GIVEN TASK. Repeat exactly, and only, the lines from the one that contains "What data was" through the one that contains "Extract the chart's", both ends included.

=== DATA ENTRIES ===

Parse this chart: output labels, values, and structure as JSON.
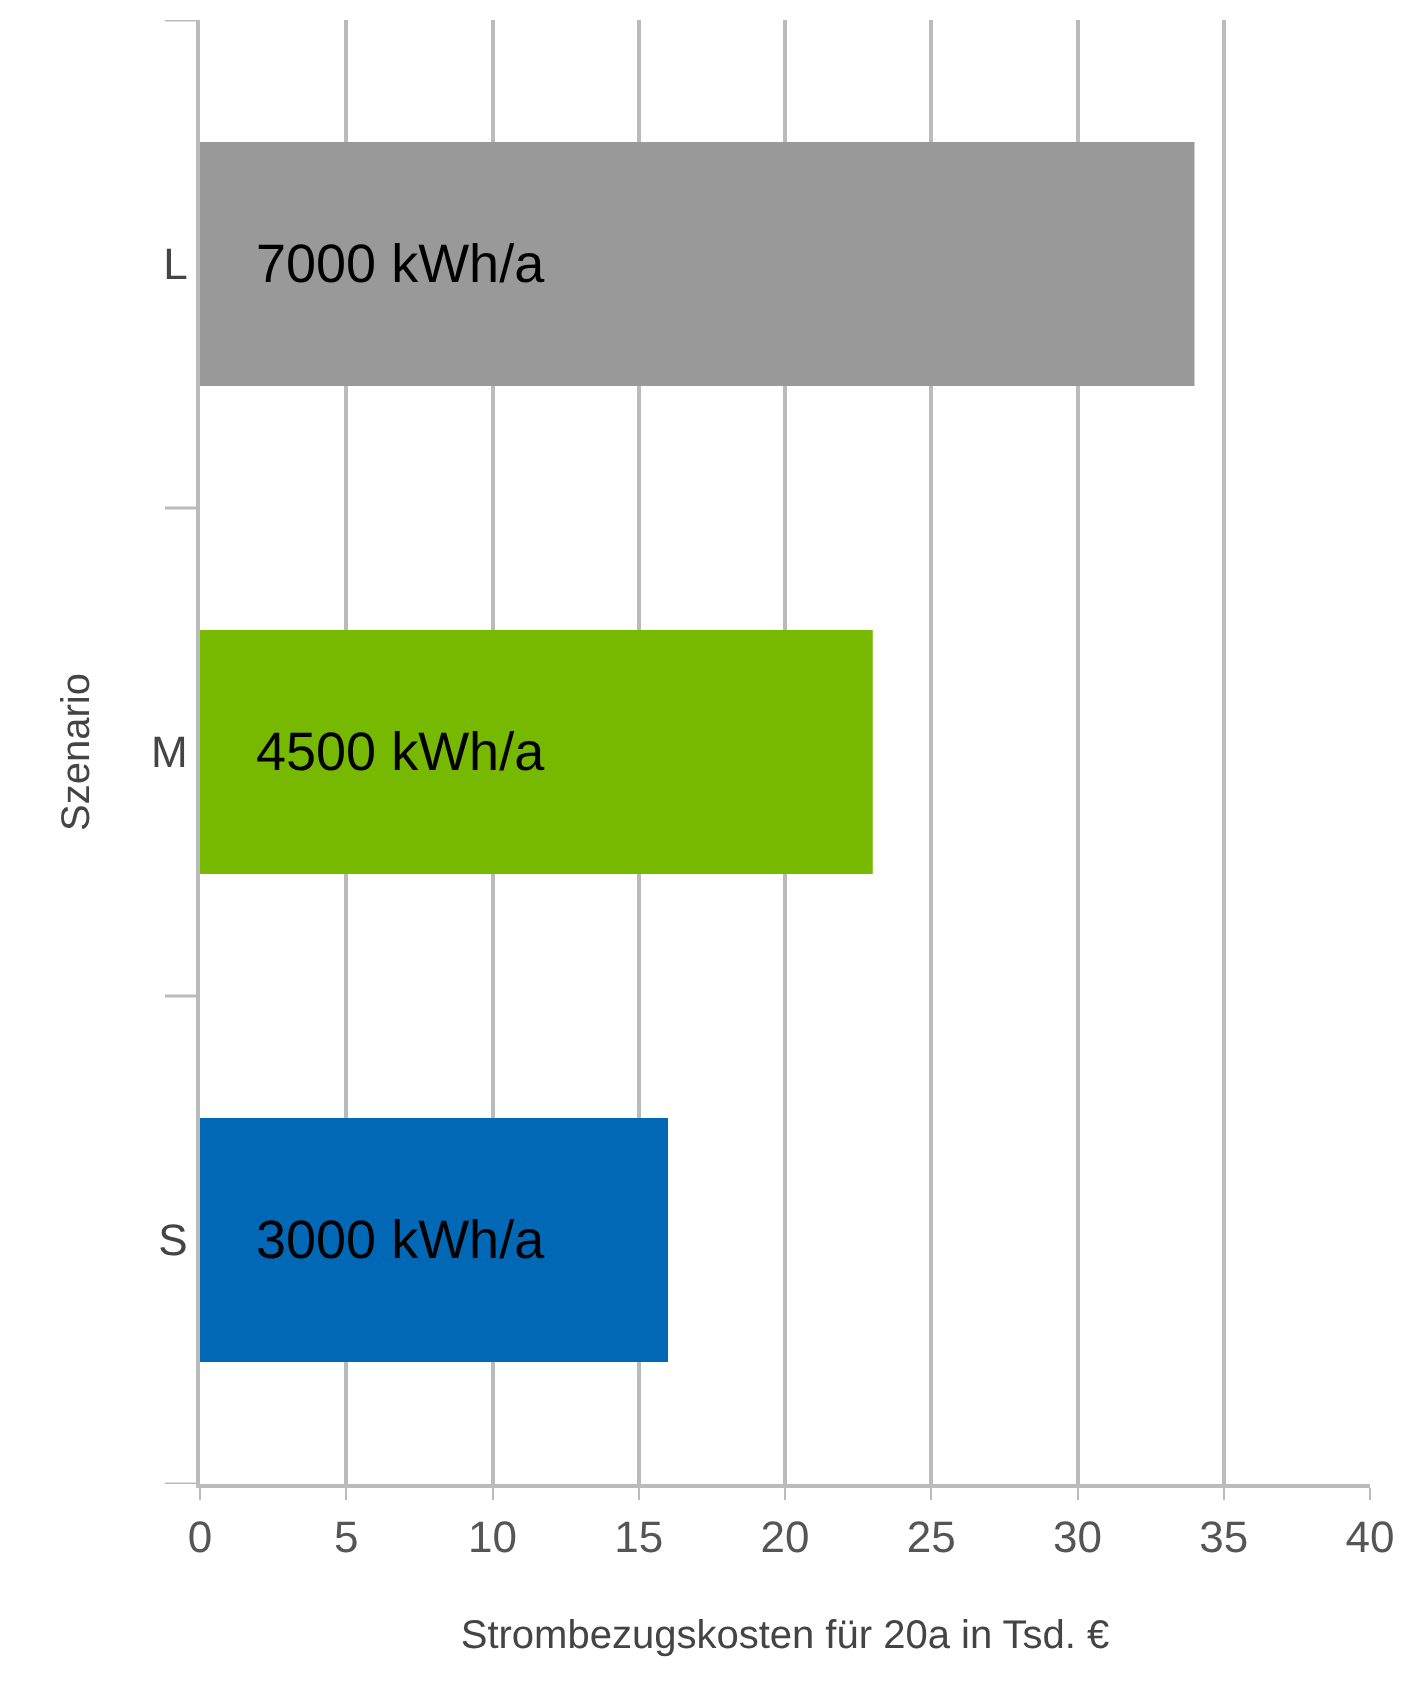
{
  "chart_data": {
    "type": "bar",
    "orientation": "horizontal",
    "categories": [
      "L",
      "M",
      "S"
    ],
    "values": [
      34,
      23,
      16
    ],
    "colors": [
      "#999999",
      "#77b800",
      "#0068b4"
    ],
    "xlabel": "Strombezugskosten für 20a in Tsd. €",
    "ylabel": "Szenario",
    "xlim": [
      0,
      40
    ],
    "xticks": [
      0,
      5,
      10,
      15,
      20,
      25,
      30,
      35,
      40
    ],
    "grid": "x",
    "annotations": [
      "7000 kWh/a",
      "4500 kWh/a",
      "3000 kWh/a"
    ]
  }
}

===
=== DATA ENTRIES ===

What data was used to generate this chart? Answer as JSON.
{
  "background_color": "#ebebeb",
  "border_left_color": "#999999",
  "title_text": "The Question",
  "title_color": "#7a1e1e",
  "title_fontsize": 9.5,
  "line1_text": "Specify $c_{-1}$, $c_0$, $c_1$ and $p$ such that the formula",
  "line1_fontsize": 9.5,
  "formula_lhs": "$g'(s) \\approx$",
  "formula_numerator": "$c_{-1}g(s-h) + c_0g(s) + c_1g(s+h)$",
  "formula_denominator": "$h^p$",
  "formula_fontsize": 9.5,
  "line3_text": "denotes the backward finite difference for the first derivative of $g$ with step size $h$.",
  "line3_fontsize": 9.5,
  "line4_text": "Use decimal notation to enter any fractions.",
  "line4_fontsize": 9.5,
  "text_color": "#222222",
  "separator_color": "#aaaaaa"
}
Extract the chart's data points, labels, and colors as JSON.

===

CORRECT ANSWER.
What data was used to generate this chart? Answer as JSON.
{
  "background_color": "#ebebeb",
  "border_left_color": "#999999",
  "title_text": "The Question",
  "title_color": "#7a1e1e",
  "title_fontsize": 9.5,
  "line1_text": "Specify $c_{-1}$, $c_0$, $c_1$ and $p$ such that the formula",
  "line1_fontsize": 9.5,
  "formula_lhs": "$g'(s) \\approx$",
  "formula_numerator": "$c_{-1}g(s-h) + c_0g(s) + c_1g(s+h)$",
  "formula_denominator": "$h^p$",
  "formula_fontsize": 9.5,
  "line3_text": "denotes the backward finite difference for the first derivative of $g$ with step size $h$.",
  "line3_fontsize": 9.5,
  "line4_text": "Use decimal notation to enter any fractions.",
  "line4_fontsize": 9.5,
  "text_color": "#222222",
  "separator_color": "#aaaaaa"
}
Extract the chart's data points, labels, and colors as JSON.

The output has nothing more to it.